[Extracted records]

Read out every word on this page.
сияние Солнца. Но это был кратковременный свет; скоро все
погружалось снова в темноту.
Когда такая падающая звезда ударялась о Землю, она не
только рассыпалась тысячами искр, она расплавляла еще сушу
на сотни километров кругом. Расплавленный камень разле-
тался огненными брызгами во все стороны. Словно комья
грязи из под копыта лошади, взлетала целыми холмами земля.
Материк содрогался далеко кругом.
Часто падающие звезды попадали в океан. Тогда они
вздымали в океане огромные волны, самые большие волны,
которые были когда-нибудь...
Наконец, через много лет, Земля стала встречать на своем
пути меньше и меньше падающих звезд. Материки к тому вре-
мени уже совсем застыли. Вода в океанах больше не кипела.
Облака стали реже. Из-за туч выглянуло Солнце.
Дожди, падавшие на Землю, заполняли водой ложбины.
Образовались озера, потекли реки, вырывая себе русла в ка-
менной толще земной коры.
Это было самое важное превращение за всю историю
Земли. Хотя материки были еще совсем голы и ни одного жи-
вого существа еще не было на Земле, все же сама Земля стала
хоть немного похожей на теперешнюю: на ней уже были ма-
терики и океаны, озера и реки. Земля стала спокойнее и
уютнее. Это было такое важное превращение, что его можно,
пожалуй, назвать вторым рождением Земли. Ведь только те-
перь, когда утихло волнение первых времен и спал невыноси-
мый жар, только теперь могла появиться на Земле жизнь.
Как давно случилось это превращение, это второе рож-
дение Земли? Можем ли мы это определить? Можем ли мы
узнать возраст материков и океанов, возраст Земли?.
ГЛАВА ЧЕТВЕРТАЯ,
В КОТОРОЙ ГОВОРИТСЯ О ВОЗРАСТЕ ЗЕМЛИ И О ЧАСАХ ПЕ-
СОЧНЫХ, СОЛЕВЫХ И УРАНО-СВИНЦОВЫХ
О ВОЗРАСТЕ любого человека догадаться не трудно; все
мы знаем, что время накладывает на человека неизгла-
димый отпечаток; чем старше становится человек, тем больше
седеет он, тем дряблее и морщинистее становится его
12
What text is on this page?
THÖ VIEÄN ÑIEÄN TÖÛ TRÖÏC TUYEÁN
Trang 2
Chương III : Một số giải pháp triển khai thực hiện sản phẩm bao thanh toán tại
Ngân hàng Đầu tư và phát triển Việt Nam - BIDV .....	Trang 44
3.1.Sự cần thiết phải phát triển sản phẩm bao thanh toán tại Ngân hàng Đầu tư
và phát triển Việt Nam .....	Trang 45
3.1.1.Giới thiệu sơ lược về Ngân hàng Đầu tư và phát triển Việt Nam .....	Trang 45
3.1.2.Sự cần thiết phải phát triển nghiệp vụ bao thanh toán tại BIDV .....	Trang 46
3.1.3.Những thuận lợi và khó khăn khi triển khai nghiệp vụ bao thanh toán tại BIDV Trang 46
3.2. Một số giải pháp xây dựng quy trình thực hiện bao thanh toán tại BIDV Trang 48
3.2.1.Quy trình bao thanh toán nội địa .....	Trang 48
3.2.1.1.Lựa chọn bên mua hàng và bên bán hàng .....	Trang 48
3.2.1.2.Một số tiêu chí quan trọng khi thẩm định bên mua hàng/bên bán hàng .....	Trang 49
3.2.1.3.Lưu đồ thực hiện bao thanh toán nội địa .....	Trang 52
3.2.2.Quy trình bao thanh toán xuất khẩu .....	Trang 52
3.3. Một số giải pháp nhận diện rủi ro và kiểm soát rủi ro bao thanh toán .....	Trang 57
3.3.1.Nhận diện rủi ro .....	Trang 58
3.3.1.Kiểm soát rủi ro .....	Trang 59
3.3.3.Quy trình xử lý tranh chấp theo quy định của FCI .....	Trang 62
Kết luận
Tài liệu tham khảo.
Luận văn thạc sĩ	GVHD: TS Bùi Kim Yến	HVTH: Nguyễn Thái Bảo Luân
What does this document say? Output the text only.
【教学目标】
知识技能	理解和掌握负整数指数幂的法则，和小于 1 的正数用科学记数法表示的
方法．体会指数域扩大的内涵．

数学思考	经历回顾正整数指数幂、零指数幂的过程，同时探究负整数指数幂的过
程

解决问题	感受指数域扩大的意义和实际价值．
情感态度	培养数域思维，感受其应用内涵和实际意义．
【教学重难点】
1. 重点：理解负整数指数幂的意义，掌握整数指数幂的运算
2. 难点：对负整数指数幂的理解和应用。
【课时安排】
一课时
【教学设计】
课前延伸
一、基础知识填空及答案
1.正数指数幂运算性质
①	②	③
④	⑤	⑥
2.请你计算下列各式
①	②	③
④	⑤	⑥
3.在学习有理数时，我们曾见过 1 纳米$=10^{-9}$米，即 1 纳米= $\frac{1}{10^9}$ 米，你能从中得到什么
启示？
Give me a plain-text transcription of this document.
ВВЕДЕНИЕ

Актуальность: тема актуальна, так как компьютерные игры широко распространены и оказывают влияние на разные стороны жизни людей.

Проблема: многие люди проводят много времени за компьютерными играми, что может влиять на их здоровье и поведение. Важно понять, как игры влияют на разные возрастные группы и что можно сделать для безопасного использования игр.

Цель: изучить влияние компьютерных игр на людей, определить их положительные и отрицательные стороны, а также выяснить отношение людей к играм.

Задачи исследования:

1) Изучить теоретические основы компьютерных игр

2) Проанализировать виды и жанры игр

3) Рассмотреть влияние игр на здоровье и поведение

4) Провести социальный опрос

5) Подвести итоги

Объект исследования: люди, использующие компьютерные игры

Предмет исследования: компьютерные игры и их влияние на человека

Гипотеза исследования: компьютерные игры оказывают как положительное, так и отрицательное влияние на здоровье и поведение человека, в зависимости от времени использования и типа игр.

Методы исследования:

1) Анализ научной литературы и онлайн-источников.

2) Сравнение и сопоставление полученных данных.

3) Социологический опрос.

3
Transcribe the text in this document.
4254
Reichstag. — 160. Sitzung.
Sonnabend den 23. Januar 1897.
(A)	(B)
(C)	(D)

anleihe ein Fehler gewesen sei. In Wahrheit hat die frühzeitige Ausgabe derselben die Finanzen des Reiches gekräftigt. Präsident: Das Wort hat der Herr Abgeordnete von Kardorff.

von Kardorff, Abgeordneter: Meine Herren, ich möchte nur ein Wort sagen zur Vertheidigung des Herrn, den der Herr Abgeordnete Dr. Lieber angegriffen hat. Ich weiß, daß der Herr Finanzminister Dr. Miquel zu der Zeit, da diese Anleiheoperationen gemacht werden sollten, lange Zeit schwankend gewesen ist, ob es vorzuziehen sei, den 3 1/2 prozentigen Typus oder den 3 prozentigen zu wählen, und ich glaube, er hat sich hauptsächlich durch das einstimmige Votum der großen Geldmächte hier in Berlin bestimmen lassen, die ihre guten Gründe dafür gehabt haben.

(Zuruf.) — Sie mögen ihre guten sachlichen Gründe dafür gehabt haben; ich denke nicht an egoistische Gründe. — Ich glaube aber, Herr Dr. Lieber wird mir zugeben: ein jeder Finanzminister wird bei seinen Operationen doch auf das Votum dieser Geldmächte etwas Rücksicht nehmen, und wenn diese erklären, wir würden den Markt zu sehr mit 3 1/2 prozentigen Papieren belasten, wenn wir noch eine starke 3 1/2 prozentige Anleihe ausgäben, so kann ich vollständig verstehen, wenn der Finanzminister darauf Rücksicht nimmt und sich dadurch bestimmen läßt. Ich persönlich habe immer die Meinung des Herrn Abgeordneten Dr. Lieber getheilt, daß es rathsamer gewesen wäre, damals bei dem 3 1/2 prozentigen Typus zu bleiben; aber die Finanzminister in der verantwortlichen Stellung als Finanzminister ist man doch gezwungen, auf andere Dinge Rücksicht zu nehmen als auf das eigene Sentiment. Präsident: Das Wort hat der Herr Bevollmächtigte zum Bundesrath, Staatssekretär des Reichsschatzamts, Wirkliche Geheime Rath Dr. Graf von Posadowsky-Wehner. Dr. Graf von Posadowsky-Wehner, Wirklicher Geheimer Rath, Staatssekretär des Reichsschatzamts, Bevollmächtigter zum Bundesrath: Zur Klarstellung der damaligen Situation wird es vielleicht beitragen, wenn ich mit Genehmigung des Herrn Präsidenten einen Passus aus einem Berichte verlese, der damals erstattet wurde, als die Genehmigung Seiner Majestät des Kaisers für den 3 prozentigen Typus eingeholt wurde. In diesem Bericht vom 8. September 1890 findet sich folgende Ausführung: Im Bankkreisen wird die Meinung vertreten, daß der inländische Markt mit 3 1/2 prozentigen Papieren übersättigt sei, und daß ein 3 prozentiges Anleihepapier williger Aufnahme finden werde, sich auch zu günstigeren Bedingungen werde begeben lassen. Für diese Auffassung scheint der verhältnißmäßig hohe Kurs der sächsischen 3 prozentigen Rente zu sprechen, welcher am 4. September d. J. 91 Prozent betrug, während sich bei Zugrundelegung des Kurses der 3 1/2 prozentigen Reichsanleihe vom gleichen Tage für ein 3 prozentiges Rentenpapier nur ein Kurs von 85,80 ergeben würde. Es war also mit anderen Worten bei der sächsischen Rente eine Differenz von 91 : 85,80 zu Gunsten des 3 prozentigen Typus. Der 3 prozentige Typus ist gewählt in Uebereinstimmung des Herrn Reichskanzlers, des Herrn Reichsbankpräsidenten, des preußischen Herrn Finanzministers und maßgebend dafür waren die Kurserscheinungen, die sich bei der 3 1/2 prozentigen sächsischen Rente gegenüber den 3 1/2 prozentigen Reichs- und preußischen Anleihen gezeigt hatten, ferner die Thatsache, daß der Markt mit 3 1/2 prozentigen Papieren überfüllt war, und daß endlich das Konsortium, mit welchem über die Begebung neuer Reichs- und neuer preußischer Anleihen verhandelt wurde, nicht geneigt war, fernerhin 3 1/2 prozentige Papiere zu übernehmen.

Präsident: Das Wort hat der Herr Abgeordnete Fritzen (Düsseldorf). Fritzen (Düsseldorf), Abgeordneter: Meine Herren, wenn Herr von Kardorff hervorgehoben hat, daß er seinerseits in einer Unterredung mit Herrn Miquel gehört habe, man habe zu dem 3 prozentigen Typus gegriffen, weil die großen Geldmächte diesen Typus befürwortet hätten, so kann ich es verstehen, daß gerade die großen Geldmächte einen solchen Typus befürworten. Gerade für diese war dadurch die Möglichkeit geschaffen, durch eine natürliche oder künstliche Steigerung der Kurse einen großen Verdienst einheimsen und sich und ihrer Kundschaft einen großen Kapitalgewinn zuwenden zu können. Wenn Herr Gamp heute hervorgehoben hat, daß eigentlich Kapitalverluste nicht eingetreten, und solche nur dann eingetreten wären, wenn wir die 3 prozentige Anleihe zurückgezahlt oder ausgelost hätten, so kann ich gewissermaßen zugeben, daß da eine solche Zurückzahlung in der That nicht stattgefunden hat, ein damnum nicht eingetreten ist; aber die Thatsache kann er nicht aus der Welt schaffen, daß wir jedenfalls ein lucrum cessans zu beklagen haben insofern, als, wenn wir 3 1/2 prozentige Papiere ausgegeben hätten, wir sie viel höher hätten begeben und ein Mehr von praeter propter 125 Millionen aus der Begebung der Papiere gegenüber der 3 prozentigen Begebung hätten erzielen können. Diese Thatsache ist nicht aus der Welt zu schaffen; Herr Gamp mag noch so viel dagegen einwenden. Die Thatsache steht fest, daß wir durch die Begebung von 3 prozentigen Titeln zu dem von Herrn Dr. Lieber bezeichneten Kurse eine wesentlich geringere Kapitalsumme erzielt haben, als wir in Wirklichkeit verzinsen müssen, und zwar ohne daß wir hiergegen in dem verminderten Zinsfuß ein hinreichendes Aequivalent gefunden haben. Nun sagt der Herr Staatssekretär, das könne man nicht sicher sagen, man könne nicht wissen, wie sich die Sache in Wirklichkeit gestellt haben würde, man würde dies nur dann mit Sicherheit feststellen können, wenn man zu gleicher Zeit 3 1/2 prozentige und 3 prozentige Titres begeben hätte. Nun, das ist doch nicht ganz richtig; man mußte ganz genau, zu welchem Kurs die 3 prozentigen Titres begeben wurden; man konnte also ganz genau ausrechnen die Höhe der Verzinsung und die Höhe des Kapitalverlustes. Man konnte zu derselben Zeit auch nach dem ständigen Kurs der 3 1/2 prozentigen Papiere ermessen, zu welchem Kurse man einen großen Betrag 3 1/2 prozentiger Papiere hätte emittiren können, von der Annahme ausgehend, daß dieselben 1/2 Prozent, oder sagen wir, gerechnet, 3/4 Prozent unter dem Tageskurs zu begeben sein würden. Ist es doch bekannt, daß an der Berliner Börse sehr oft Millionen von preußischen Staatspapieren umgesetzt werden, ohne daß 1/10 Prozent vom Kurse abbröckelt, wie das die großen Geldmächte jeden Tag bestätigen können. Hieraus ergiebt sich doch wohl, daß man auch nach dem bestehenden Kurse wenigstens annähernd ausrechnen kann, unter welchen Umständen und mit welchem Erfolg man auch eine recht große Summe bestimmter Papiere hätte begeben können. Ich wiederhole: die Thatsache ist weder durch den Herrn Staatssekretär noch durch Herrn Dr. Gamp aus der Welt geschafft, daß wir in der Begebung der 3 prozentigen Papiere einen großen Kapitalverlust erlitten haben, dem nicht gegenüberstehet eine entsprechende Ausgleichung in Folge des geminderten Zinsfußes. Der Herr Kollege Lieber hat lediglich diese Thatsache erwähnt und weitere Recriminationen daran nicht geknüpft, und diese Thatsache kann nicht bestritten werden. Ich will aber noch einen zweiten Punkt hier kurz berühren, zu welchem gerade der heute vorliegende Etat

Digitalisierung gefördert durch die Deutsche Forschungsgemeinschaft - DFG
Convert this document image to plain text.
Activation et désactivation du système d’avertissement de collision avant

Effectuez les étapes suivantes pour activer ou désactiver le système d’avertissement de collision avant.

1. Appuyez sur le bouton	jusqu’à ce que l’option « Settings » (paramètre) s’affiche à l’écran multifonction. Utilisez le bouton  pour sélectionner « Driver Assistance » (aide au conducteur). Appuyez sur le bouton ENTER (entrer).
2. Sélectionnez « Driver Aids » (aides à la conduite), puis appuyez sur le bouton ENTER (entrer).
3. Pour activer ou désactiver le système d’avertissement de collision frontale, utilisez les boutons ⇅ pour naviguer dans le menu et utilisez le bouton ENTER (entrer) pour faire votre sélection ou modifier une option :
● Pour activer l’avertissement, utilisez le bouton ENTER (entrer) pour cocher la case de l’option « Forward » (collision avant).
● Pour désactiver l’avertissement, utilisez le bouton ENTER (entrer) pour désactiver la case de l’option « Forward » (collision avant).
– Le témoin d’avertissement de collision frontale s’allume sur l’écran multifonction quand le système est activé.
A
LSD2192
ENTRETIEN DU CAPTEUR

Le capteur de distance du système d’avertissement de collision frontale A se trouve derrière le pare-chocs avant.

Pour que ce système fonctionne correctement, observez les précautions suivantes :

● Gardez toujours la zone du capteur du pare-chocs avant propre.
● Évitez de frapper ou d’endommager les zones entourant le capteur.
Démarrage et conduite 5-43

§ What is expected
Your task is to pick out every line with the string "человека" and copy it.

§ Result
О ВОЗРАСТЕ любого человека догадаться не трудно; все
мы знаем, что время накладывает на человека неизгла-
Предмет исследования: компьютерные игры и их влияние на человека
Гипотеза исследования: компьютерные игры оказывают как положительное, так и отрицательное влияние на здоровье и поведение человека, в зависимости от времени использования и типа игр.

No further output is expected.